Stored data

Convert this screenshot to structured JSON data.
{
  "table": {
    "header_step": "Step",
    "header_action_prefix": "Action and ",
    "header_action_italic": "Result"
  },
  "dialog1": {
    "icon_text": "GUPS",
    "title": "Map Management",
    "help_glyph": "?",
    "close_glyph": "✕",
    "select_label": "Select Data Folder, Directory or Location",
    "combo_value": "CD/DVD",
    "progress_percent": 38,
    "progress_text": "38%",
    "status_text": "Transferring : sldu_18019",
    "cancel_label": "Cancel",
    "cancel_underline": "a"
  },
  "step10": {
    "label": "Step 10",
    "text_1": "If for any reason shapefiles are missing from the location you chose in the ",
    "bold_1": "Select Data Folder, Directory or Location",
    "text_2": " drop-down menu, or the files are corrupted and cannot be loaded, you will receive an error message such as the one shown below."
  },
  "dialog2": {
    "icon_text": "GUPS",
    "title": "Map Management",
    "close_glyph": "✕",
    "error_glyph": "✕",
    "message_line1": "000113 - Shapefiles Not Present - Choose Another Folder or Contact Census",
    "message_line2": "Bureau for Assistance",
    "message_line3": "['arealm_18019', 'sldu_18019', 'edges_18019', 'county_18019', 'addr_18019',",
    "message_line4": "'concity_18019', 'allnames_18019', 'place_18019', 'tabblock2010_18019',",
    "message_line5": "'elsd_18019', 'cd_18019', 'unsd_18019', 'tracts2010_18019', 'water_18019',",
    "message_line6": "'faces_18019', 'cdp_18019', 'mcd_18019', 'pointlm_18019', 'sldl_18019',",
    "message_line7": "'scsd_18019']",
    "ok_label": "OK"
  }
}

- [Stated problem]:
Recopy the whole listing exactly.

- [Result of the task]:
Convert this screenshot to structured JSON data.
{
  "table": {
    "header_step": "Step",
    "header_action_prefix": "Action and ",
    "header_action_italic": "Result"
  },
  "dialog1": {
    "icon_text": "GUPS",
    "title": "Map Management",
    "help_glyph": "?",
    "close_glyph": "✕",
    "select_label": "Select Data Folder, Directory or Location",
    "combo_value": "CD/DVD",
    "progress_percent": 38,
    "progress_text": "38%",
    "status_text": "Transferring : sldu_18019",
    "cancel_label": "Cancel",
    "cancel_underline": "a"
  },
  "step10": {
    "label": "Step 10",
    "text_1": "If for any reason shapefiles are missing from the location you chose in the ",
    "bold_1": "Select Data Folder, Directory or Location",
    "text_2": " drop-down menu, or the files are corrupted and cannot be loaded, you will receive an error message such as the one shown below."
  },
  "dialog2": {
    "icon_text": "GUPS",
    "title": "Map Management",
    "close_glyph": "✕",
    "error_glyph": "✕",
    "message_line1": "000113 - Shapefiles Not Present - Choose Another Folder or Contact Census",
    "message_line2": "Bureau for Assistance",
    "message_line3": "['arealm_18019', 'sldu_18019', 'edges_18019', 'county_18019', 'addr_18019',",
    "message_line4": "'concity_18019', 'allnames_18019', 'place_18019', 'tabblock2010_18019',",
    "message_line5": "'elsd_18019', 'cd_18019', 'unsd_18019', 'tracts2010_18019', 'water_18019',",
    "message_line6": "'faces_18019', 'cdp_18019', 'mcd_18019', 'pointlm_18019', 'sldl_18019',",
    "message_line7": "'scsd_18019']",
    "ok_label": "OK"
  }
}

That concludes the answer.